Data items
# # # # # # #

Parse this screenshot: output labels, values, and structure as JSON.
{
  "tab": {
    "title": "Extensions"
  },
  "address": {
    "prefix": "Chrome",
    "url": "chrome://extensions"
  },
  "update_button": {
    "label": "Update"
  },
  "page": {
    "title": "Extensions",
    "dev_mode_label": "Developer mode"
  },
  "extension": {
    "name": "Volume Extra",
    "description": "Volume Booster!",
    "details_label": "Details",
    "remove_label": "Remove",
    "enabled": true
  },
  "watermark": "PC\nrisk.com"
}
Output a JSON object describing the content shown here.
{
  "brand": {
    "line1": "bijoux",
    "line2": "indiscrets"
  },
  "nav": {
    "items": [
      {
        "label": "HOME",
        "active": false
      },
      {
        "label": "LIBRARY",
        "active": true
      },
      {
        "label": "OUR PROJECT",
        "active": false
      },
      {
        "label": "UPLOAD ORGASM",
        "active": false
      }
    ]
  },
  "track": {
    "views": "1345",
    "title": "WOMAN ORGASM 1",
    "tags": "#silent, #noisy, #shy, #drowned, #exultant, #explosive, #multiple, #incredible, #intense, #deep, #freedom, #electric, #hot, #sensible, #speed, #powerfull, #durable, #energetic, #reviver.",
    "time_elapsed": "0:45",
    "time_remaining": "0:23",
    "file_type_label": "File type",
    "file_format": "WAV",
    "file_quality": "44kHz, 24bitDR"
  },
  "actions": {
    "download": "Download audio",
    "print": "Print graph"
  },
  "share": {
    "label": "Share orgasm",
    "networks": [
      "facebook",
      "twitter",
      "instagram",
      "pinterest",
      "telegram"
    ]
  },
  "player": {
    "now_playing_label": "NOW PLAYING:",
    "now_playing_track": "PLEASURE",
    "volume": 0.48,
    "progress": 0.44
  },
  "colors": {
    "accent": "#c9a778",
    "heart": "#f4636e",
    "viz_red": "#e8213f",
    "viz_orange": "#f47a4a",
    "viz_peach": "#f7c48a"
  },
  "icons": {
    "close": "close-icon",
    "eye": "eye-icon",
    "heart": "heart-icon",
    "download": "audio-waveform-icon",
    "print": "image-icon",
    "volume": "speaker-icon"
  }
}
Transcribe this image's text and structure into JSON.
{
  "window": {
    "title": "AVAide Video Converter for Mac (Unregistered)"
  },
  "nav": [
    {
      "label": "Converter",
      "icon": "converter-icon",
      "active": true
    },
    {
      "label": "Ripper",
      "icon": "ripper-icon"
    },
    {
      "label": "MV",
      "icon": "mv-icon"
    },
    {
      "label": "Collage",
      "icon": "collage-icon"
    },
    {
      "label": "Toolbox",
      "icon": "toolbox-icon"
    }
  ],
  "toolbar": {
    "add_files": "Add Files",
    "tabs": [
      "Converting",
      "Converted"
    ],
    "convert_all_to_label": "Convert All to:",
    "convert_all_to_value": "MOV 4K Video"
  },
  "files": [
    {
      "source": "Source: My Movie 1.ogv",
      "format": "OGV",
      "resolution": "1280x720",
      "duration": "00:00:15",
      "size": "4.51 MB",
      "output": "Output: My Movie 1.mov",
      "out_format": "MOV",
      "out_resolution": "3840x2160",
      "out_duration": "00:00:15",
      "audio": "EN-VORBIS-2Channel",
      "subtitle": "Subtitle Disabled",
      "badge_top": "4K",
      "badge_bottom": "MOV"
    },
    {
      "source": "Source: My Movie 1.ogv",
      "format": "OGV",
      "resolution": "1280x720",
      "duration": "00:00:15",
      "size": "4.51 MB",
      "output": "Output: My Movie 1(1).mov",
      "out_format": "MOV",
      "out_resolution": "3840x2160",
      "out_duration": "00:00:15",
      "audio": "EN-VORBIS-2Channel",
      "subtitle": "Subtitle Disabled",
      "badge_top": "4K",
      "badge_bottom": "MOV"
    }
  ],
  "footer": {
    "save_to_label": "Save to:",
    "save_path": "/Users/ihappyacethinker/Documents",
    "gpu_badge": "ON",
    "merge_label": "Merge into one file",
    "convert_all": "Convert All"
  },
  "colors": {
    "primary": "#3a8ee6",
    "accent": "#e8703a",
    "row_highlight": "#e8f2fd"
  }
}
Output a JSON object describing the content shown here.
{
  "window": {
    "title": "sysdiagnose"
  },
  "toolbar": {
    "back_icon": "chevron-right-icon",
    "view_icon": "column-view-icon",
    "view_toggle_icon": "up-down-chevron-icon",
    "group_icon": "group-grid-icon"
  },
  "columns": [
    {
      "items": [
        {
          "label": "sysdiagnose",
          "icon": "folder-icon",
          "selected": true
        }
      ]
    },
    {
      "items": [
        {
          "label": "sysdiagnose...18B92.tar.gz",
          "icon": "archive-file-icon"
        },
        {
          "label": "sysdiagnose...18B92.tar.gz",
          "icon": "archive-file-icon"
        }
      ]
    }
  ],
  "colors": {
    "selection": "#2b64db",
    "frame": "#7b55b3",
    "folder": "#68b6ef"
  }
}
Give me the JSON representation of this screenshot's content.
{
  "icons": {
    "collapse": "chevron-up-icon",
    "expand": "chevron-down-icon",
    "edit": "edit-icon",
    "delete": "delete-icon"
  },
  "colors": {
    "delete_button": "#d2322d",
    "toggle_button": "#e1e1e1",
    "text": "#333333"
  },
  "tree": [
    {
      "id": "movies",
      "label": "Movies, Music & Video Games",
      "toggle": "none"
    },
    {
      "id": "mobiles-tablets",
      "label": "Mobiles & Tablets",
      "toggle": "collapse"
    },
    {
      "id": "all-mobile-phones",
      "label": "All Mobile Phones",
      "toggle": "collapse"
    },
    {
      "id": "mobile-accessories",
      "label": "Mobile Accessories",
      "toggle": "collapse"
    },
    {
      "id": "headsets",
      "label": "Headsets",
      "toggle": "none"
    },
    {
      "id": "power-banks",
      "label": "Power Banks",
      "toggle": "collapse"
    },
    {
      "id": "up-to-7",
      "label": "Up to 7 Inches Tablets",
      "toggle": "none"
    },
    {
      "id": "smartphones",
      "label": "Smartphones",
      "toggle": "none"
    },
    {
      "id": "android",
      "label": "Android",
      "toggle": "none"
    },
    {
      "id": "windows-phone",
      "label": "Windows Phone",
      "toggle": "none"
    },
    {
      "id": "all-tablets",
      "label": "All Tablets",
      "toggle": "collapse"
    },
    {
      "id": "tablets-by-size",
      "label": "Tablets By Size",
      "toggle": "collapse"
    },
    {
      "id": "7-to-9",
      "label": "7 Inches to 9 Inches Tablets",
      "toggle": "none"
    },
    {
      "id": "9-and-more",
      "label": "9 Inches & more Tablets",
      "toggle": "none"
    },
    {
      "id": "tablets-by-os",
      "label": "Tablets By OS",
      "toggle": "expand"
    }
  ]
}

# # # # # # #

> Exercise description
Print back all the lines verbatim.

> Exercise output
Parse this screenshot: output labels, values, and structure as JSON.
{
  "tab": {
    "title": "Extensions"
  },
  "address": {
    "prefix": "Chrome",
    "url": "chrome://extensions"
  },
  "update_button": {
    "label": "Update"
  },
  "page": {
    "title": "Extensions",
    "dev_mode_label": "Developer mode"
  },
  "extension": {
    "name": "Volume Extra",
    "description": "Volume Booster!",
    "details_label": "Details",
    "remove_label": "Remove",
    "enabled": true
  },
  "watermark": "PC\nrisk.com"
}
Output a JSON object describing the content shown here.
{
  "brand": {
    "line1": "bijoux",
    "line2": "indiscrets"
  },
  "nav": {
    "items": [
      {
        "label": "HOME",
        "active": false
      },
      {
        "label": "LIBRARY",
        "active": true
      },
      {
        "label": "OUR PROJECT",
        "active": false
      },
      {
        "label": "UPLOAD ORGASM",
        "active": false
      }
    ]
  },
  "track": {
    "views": "1345",
    "title": "WOMAN ORGASM 1",
    "tags": "#silent, #noisy, #shy, #drowned, #exultant, #explosive, #multiple, #incredible, #intense, #deep, #freedom, #electric, #hot, #sensible, #speed, #powerfull, #durable, #energetic, #reviver.",
    "time_elapsed": "0:45",
    "time_remaining": "0:23",
    "file_type_label": "File type",
    "file_format": "WAV",
    "file_quality": "44kHz, 24bitDR"
  },
  "actions": {
    "download": "Download audio",
    "print": "Print graph"
  },
  "share": {
    "label": "Share orgasm",
    "networks": [
      "facebook",
      "twitter",
      "instagram",
      "pinterest",
      "telegram"
    ]
  },
  "player": {
    "now_playing_label": "NOW PLAYING:",
    "now_playing_track": "PLEASURE",
    "volume": 0.48,
    "progress": 0.44
  },
  "colors": {
    "accent": "#c9a778",
    "heart": "#f4636e",
    "viz_red": "#e8213f",
    "viz_orange": "#f47a4a",
    "viz_peach": "#f7c48a"
  },
  "icons": {
    "close": "close-icon",
    "eye": "eye-icon",
    "heart": "heart-icon",
    "download": "audio-waveform-icon",
    "print": "image-icon",
    "volume": "speaker-icon"
  }
}
Transcribe this image's text and structure into JSON.
{
  "window": {
    "title": "AVAide Video Converter for Mac (Unregistered)"
  },
  "nav": [
    {
      "label": "Converter",
      "icon": "converter-icon",
      "active": true
    },
    {
      "label": "Ripper",
      "icon": "ripper-icon"
    },
    {
      "label": "MV",
      "icon": "mv-icon"
    },
    {
      "label": "Collage",
      "icon": "collage-icon"
    },
    {
      "label": "Toolbox",
      "icon": "toolbox-icon"
    }
  ],
  "toolbar": {
    "add_files": "Add Files",
    "tabs": [
      "Converting",
      "Converted"
    ],
    "convert_all_to_label": "Convert All to:",
    "convert_all_to_value": "MOV 4K Video"
  },
  "files": [
    {
      "source": "Source: My Movie 1.ogv",
      "format": "OGV",
      "resolution": "1280x720",
      "duration": "00:00:15",
      "size": "4.51 MB",
      "output": "Output: My Movie 1.mov",
      "out_format": "MOV",
      "out_resolution": "3840x2160",
      "out_duration": "00:00:15",
      "audio": "EN-VORBIS-2Channel",
      "subtitle": "Subtitle Disabled",
      "badge_top": "4K",
      "badge_bottom": "MOV"
    },
    {
      "source": "Source: My Movie 1.ogv",
      "format": "OGV",
      "resolution": "1280x720",
      "duration": "00:00:15",
      "size": "4.51 MB",
      "output": "Output: My Movie 1(1).mov",
      "out_format": "MOV",
      "out_resolution": "3840x2160",
      "out_duration": "00:00:15",
      "audio": "EN-VORBIS-2Channel",
      "subtitle": "Subtitle Disabled",
      "badge_top": "4K",
      "badge_bottom": "MOV"
    }
  ],
  "footer": {
    "save_to_label": "Save to:",
    "save_path": "/Users/ihappyacethinker/Documents",
    "gpu_badge": "ON",
    "merge_label": "Merge into one file",
    "convert_all": "Convert All"
  },
  "colors": {
    "primary": "#3a8ee6",
    "accent": "#e8703a",
    "row_highlight": "#e8f2fd"
  }
}
Output a JSON object describing the content shown here.
{
  "window": {
    "title": "sysdiagnose"
  },
  "toolbar": {
    "back_icon": "chevron-right-icon",
    "view_icon": "column-view-icon",
    "view_toggle_icon": "up-down-chevron-icon",
    "group_icon": "group-grid-icon"
  },
  "columns": [
    {
      "items": [
        {
          "label": "sysdiagnose",
          "icon": "folder-icon",
          "selected": true
        }
      ]
    },
    {
      "items": [
        {
          "label": "sysdiagnose...18B92.tar.gz",
          "icon": "archive-file-icon"
        },
        {
          "label": "sysdiagnose...18B92.tar.gz",
          "icon": "archive-file-icon"
        }
      ]
    }
  ],
  "colors": {
    "selection": "#2b64db",
    "frame": "#7b55b3",
    "folder": "#68b6ef"
  }
}
Give me the JSON representation of this screenshot's content.
{
  "icons": {
    "collapse": "chevron-up-icon",
    "expand": "chevron-down-icon",
    "edit": "edit-icon",
    "delete": "delete-icon"
  },
  "colors": {
    "delete_button": "#d2322d",
    "toggle_button": "#e1e1e1",
    "text": "#333333"
  },
  "tree": [
    {
      "id": "movies",
      "label": "Movies, Music & Video Games",
      "toggle": "none"
    },
    {
      "id": "mobiles-tablets",
      "label": "Mobiles & Tablets",
      "toggle": "collapse"
    },
    {
      "id": "all-mobile-phones",
      "label": "All Mobile Phones",
      "toggle": "collapse"
    },
    {
      "id": "mobile-accessories",
      "label": "Mobile Accessories",
      "toggle": "collapse"
    },
    {
      "id": "headsets",
      "label": "Headsets",
      "toggle": "none"
    },
    {
      "id": "power-banks",
      "label": "Power Banks",
      "toggle": "collapse"
    },
    {
      "id": "up-to-7",
      "label": "Up to 7 Inches Tablets",
      "toggle": "none"
    },
    {
      "id": "smartphones",
      "label": "Smartphones",
      "toggle": "none"
    },
    {
      "id": "android",
      "label": "Android",
      "toggle": "none"
    },
    {
      "id": "windows-phone",
      "label": "Windows Phone",
      "toggle": "none"
    },
    {
      "id": "all-tablets",
      "label": "All Tablets",
      "toggle": "collapse"
    },
    {
      "id": "tablets-by-size",
      "label": "Tablets By Size",
      "toggle": "collapse"
    },
    {
      "id": "7-to-9",
      "label": "7 Inches to 9 Inches Tablets",
      "toggle": "none"
    },
    {
      "id": "9-and-more",
      "label": "9 Inches & more Tablets",
      "toggle": "none"
    },
    {
      "id": "tablets-by-os",
      "label": "Tablets By OS",
      "toggle": "expand"
    }
  ]
}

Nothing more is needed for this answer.